• [THE REQUEST]
Copy every line that contains the string "FOMC" from the entries below.

Stored data:

◇ ◇ ◇ ◇

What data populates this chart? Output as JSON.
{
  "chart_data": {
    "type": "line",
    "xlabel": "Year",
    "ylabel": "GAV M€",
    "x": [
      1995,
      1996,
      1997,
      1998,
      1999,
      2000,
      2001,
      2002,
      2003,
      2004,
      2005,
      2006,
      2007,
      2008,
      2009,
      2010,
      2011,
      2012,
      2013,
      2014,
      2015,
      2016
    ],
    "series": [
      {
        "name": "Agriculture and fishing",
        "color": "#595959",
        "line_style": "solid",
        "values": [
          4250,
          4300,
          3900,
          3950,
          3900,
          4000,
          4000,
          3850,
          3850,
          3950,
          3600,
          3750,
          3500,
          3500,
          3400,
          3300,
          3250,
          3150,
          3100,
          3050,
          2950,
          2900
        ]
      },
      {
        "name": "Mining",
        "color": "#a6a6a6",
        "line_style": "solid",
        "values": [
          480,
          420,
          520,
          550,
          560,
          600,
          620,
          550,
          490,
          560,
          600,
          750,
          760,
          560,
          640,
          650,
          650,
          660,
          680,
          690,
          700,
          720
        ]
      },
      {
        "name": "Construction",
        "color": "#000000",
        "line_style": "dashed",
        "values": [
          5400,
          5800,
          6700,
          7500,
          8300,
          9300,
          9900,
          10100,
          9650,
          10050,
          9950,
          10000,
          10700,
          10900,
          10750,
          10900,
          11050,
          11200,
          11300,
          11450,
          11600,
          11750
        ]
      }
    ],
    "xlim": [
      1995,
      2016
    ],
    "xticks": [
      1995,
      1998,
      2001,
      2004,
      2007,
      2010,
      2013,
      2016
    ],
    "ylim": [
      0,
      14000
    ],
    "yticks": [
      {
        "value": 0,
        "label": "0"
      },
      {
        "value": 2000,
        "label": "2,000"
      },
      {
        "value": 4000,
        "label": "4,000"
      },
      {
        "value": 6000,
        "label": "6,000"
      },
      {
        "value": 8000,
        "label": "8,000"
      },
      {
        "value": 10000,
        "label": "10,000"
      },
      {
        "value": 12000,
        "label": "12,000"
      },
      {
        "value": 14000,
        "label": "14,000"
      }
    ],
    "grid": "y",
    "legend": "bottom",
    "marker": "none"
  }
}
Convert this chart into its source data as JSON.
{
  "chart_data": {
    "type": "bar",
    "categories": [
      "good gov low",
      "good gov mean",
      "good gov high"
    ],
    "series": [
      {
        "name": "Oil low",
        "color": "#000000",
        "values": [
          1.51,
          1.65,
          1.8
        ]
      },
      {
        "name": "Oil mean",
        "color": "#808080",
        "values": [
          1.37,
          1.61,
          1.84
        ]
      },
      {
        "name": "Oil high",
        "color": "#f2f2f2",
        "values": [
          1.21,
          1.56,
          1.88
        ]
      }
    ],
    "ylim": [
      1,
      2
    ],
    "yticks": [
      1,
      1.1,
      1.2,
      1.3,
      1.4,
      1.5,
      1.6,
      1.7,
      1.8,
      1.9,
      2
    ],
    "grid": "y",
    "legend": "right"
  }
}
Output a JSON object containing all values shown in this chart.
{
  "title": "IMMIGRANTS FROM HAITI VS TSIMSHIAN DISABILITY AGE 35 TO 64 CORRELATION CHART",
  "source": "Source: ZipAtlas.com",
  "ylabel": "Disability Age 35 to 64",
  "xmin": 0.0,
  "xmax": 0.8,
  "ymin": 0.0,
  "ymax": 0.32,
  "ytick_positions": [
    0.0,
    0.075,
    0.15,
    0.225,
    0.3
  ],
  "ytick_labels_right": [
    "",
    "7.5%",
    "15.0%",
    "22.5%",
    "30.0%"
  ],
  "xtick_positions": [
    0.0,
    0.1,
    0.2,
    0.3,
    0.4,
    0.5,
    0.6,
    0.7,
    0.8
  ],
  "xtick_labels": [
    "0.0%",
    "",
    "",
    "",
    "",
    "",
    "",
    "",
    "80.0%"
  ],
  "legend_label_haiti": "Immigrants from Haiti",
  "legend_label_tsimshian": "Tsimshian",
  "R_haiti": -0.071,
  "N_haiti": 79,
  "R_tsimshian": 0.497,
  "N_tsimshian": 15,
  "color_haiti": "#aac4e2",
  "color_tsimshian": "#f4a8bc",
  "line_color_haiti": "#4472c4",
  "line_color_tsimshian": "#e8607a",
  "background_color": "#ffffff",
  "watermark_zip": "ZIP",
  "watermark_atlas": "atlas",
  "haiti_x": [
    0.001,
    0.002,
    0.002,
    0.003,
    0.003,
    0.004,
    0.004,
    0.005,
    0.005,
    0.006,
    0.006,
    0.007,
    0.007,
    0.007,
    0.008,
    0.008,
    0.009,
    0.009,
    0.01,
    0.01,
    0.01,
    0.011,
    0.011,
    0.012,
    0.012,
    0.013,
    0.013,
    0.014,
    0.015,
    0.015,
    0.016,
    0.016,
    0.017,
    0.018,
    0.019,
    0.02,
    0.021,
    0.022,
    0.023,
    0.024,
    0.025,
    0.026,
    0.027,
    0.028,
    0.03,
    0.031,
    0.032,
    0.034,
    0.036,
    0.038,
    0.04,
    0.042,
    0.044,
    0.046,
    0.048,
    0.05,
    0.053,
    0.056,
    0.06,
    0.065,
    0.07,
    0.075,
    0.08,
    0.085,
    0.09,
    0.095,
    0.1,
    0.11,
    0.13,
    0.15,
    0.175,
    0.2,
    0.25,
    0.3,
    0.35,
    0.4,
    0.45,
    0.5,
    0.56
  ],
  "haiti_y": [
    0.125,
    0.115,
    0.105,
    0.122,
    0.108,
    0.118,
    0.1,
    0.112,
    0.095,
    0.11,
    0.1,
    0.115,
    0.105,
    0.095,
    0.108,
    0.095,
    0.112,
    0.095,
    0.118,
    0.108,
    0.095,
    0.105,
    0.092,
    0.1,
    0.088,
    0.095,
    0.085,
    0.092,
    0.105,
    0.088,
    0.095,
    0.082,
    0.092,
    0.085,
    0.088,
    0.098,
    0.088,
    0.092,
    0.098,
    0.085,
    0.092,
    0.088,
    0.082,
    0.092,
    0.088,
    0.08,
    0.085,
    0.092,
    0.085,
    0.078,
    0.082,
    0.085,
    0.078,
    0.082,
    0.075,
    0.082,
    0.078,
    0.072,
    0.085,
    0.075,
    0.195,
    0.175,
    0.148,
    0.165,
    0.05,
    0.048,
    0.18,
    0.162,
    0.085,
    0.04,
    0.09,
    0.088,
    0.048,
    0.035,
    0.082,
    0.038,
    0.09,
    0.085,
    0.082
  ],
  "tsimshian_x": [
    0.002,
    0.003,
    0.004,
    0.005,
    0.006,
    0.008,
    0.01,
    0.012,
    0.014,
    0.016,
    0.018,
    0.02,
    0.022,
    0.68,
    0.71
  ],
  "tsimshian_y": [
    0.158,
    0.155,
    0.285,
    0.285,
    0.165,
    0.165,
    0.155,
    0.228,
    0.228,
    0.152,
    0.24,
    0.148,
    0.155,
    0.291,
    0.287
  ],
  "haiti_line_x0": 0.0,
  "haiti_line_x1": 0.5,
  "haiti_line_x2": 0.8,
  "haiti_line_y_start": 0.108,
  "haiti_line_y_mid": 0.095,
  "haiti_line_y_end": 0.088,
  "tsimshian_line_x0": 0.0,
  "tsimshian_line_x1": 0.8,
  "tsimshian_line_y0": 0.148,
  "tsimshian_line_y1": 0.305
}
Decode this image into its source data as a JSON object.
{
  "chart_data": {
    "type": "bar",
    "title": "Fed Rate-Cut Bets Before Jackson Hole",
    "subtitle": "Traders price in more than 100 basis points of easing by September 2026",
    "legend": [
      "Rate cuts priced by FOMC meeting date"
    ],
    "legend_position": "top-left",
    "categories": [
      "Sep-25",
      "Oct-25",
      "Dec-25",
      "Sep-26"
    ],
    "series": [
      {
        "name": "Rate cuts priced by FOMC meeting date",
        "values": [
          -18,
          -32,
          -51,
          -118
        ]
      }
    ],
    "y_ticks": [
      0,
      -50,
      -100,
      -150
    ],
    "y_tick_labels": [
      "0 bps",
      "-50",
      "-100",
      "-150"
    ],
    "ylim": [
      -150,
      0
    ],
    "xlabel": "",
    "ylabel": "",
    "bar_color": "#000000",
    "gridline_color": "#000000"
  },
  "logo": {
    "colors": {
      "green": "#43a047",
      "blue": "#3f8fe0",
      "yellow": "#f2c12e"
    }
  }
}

◇ ◇ ◇ ◇

• [ANSWER]
      "Rate cuts priced by FOMC meeting date"
        "name": "Rate cuts priced by FOMC meeting date",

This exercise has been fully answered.